WHAT IS NEEDED. Restate the records that follow word for word; no pictures should appear.

========================

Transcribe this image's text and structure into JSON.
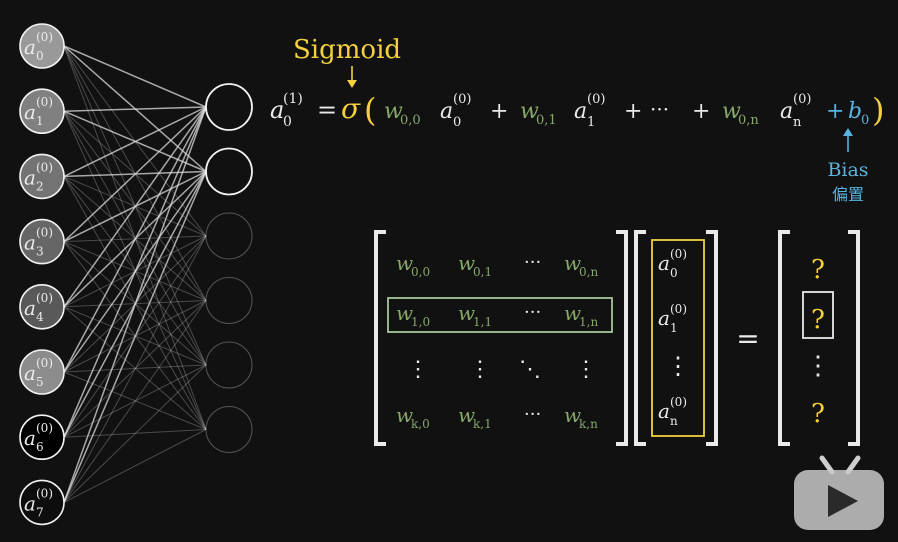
{
  "input_layer": {
    "neurons": [
      {
        "symbol": "a",
        "sub": "0",
        "sup": "(0)",
        "activation": 0.6
      },
      {
        "symbol": "a",
        "sub": "1",
        "sup": "(0)",
        "activation": 0.5
      },
      {
        "symbol": "a",
        "sub": "2",
        "sup": "(0)",
        "activation": 0.45
      },
      {
        "symbol": "a",
        "sub": "3",
        "sup": "(0)",
        "activation": 0.4
      },
      {
        "symbol": "a",
        "sub": "4",
        "sup": "(0)",
        "activation": 0.35
      },
      {
        "symbol": "a",
        "sub": "5",
        "sup": "(0)",
        "activation": 0.55
      },
      {
        "symbol": "a",
        "sub": "6",
        "sup": "(0)",
        "activation": 0.0
      },
      {
        "symbol": "a",
        "sub": "7",
        "sup": "(0)",
        "activation": 0.05
      }
    ]
  },
  "output_layer": {
    "neuron_count": 6,
    "highlighted": [
      0,
      1
    ]
  },
  "equation": {
    "sigmoid_label": "Sigmoid",
    "lhs": {
      "symbol": "a",
      "sub": "0",
      "sup": "(1)"
    },
    "equals": "=",
    "sigma": "σ",
    "open_paren": "(",
    "close_paren": ")",
    "terms": [
      {
        "w": "w",
        "wsub": "0,0",
        "a": "a",
        "asub": "0",
        "asup": "(0)"
      },
      {
        "w": "w",
        "wsub": "0,1",
        "a": "a",
        "asub": "1",
        "asup": "(0)"
      },
      {
        "w": "w",
        "wsub": "0,n",
        "a": "a",
        "asub": "n",
        "asup": "(0)"
      }
    ],
    "plus": "+",
    "cdots": "···",
    "bias": {
      "symbol": "b",
      "sub": "0"
    },
    "bias_label": "Bias",
    "bias_label_cn": "偏置"
  },
  "matrix": {
    "rows": [
      {
        "cells": [
          {
            "w": "w",
            "sub": "0,0"
          },
          {
            "w": "w",
            "sub": "0,1"
          },
          {
            "dots": "···"
          },
          {
            "w": "w",
            "sub": "0,n"
          }
        ]
      },
      {
        "cells": [
          {
            "w": "w",
            "sub": "1,0"
          },
          {
            "w": "w",
            "sub": "1,1"
          },
          {
            "dots": "···"
          },
          {
            "w": "w",
            "sub": "1,n"
          }
        ]
      },
      {
        "cells": [
          {
            "dots": "⋮"
          },
          {
            "dots": "⋮"
          },
          {
            "dots": "⋱"
          },
          {
            "dots": "⋮"
          }
        ]
      },
      {
        "cells": [
          {
            "w": "w",
            "sub": "k,0"
          },
          {
            "w": "w",
            "sub": "k,1"
          },
          {
            "dots": "···"
          },
          {
            "w": "w",
            "sub": "k,n"
          }
        ]
      }
    ],
    "highlighted_row": 1
  },
  "vector": {
    "entries": [
      {
        "a": "a",
        "sub": "0",
        "sup": "(0)"
      },
      {
        "a": "a",
        "sub": "1",
        "sup": "(0)"
      },
      {
        "dots": "⋮"
      },
      {
        "a": "a",
        "sub": "n",
        "sup": "(0)"
      }
    ]
  },
  "equals_sign": "=",
  "result": {
    "entries": [
      "?",
      "?",
      "⋮",
      "?"
    ],
    "highlighted": 1
  },
  "colors": {
    "background": "#111111",
    "weight": "#86a86a",
    "sigmoid": "#f4d03f",
    "bias": "#58b4e0",
    "text": "#eaeaea"
  },
  "player": {
    "icon": "play-icon"
  }
}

========================

EXPECTED ANSWER.
Transcribe this image's text and structure into JSON.
{
  "input_layer": {
    "neurons": [
      {
        "symbol": "a",
        "sub": "0",
        "sup": "(0)",
        "activation": 0.6
      },
      {
        "symbol": "a",
        "sub": "1",
        "sup": "(0)",
        "activation": 0.5
      },
      {
        "symbol": "a",
        "sub": "2",
        "sup": "(0)",
        "activation": 0.45
      },
      {
        "symbol": "a",
        "sub": "3",
        "sup": "(0)",
        "activation": 0.4
      },
      {
        "symbol": "a",
        "sub": "4",
        "sup": "(0)",
        "activation": 0.35
      },
      {
        "symbol": "a",
        "sub": "5",
        "sup": "(0)",
        "activation": 0.55
      },
      {
        "symbol": "a",
        "sub": "6",
        "sup": "(0)",
        "activation": 0.0
      },
      {
        "symbol": "a",
        "sub": "7",
        "sup": "(0)",
        "activation": 0.05
      }
    ]
  },
  "output_layer": {
    "neuron_count": 6,
    "highlighted": [
      0,
      1
    ]
  },
  "equation": {
    "sigmoid_label": "Sigmoid",
    "lhs": {
      "symbol": "a",
      "sub": "0",
      "sup": "(1)"
    },
    "equals": "=",
    "sigma": "σ",
    "open_paren": "(",
    "close_paren": ")",
    "terms": [
      {
        "w": "w",
        "wsub": "0,0",
        "a": "a",
        "asub": "0",
        "asup": "(0)"
      },
      {
        "w": "w",
        "wsub": "0,1",
        "a": "a",
        "asub": "1",
        "asup": "(0)"
      },
      {
        "w": "w",
        "wsub": "0,n",
        "a": "a",
        "asub": "n",
        "asup": "(0)"
      }
    ],
    "plus": "+",
    "cdots": "···",
    "bias": {
      "symbol": "b",
      "sub": "0"
    },
    "bias_label": "Bias",
    "bias_label_cn": "偏置"
  },
  "matrix": {
    "rows": [
      {
        "cells": [
          {
            "w": "w",
            "sub": "0,0"
          },
          {
            "w": "w",
            "sub": "0,1"
          },
          {
            "dots": "···"
          },
          {
            "w": "w",
            "sub": "0,n"
          }
        ]
      },
      {
        "cells": [
          {
            "w": "w",
            "sub": "1,0"
          },
          {
            "w": "w",
            "sub": "1,1"
          },
          {
            "dots": "···"
          },
          {
            "w": "w",
            "sub": "1,n"
          }
        ]
      },
      {
        "cells": [
          {
            "dots": "⋮"
          },
          {
            "dots": "⋮"
          },
          {
            "dots": "⋱"
          },
          {
            "dots": "⋮"
          }
        ]
      },
      {
        "cells": [
          {
            "w": "w",
            "sub": "k,0"
          },
          {
            "w": "w",
            "sub": "k,1"
          },
          {
            "dots": "···"
          },
          {
            "w": "w",
            "sub": "k,n"
          }
        ]
      }
    ],
    "highlighted_row": 1
  },
  "vector": {
    "entries": [
      {
        "a": "a",
        "sub": "0",
        "sup": "(0)"
      },
      {
        "a": "a",
        "sub": "1",
        "sup": "(0)"
      },
      {
        "dots": "⋮"
      },
      {
        "a": "a",
        "sub": "n",
        "sup": "(0)"
      }
    ]
  },
  "equals_sign": "=",
  "result": {
    "entries": [
      "?",
      "?",
      "⋮",
      "?"
    ],
    "highlighted": 1
  },
  "colors": {
    "background": "#111111",
    "weight": "#86a86a",
    "sigmoid": "#f4d03f",
    "bias": "#58b4e0",
    "text": "#eaeaea"
  },
  "player": {
    "icon": "play-icon"
  }
}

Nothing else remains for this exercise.